>> Start DATA FOR THIS TASK

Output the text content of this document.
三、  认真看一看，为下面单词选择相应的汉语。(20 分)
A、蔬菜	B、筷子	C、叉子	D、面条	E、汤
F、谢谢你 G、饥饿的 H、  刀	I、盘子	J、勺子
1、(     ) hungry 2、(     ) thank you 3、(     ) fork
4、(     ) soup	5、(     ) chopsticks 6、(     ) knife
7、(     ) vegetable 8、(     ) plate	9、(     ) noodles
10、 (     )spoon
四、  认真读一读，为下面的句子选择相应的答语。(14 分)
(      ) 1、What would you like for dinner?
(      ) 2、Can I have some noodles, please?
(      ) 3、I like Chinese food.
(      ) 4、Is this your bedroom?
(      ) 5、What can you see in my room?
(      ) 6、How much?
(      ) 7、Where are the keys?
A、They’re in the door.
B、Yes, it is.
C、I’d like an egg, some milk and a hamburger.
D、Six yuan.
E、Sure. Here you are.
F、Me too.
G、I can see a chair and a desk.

>> End DATA FOR THIS TASK

## GOAL OF THE EXERCISE:
Copy every line above in which the string "some" shows up.

## ANSWER TO THE PROBLEM:
(      ) 2、Can I have some noodles, please?
C、I’d like an egg, some milk and a hamburger.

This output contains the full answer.